**Directions for this task:**
Report all lines holding "true".

**Data section:**
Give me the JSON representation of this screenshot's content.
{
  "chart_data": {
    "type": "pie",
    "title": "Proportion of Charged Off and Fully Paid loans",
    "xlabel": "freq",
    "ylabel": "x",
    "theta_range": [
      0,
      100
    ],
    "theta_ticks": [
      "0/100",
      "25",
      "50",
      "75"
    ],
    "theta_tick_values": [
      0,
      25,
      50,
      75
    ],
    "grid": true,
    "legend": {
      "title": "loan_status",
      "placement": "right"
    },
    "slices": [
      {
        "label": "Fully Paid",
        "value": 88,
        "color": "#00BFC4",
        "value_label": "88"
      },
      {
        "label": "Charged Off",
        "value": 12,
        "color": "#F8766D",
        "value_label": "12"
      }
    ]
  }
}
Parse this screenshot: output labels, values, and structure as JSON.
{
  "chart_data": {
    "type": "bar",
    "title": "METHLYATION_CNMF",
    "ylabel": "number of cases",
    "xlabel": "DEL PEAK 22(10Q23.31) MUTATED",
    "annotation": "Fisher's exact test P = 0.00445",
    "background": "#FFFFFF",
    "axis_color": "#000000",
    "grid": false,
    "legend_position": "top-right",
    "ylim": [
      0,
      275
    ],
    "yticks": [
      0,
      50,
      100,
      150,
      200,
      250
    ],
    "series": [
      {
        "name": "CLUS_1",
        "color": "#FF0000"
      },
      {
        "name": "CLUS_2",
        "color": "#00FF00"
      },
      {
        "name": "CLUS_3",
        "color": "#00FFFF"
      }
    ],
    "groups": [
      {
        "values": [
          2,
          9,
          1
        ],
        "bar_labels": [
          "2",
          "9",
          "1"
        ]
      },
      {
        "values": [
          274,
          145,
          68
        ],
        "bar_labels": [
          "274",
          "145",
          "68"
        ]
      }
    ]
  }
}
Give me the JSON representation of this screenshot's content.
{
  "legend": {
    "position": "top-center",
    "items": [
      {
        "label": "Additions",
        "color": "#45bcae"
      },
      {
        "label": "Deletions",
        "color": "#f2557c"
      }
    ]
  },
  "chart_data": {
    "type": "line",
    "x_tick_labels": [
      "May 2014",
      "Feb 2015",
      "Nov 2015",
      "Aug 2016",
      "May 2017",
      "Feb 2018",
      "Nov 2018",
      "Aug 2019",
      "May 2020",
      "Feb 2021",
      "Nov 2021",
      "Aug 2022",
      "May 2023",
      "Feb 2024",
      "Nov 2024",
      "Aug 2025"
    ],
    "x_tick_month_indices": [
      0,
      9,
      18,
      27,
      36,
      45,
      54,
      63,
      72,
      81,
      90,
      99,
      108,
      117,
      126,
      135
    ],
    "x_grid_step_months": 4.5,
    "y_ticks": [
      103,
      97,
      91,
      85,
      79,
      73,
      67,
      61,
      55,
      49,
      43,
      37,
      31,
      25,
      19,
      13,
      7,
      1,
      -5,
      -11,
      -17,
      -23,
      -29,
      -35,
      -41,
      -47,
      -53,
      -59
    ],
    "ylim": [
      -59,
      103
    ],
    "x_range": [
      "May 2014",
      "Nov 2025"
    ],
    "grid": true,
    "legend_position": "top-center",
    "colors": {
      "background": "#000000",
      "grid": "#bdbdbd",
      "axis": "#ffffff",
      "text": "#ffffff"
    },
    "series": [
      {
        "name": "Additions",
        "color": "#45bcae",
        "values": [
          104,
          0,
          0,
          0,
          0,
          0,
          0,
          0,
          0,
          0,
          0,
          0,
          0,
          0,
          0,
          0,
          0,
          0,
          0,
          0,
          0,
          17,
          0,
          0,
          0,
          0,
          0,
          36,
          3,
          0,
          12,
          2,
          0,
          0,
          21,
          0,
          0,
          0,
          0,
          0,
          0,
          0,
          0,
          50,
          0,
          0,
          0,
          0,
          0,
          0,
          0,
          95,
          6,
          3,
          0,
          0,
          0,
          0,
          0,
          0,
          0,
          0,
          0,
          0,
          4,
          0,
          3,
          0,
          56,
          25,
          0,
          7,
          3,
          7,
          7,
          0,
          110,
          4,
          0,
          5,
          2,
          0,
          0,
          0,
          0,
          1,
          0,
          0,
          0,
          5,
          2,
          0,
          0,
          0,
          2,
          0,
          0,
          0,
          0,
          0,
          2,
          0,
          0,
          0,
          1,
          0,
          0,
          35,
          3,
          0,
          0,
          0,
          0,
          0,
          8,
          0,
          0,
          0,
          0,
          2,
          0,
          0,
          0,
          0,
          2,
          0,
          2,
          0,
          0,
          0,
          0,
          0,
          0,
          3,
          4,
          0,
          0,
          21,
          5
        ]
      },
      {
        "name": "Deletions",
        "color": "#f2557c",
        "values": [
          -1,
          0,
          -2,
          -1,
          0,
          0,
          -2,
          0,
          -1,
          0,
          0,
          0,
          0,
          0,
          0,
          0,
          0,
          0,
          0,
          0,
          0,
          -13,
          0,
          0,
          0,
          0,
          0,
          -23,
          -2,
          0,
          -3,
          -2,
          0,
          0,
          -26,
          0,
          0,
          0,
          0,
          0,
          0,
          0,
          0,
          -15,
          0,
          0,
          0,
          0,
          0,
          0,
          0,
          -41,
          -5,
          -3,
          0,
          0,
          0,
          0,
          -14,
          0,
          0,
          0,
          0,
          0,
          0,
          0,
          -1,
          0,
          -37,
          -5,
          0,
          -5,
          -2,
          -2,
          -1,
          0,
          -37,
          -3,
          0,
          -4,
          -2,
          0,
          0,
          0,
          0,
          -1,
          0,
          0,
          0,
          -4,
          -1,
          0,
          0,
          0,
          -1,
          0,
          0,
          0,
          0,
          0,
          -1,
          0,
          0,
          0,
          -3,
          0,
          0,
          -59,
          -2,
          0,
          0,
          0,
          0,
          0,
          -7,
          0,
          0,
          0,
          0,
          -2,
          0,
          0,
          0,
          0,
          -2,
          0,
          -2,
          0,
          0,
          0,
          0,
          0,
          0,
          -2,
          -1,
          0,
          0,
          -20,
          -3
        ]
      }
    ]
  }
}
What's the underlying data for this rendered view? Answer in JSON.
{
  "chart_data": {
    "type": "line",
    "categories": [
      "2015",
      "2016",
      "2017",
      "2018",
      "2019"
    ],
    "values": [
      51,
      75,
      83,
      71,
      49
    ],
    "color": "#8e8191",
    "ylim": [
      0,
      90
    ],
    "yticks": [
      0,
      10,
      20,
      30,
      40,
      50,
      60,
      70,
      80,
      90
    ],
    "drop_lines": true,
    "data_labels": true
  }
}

**Answer below:**
    "grid": true,
    "grid": true,
    "drop_lines": true,
    "data_labels": true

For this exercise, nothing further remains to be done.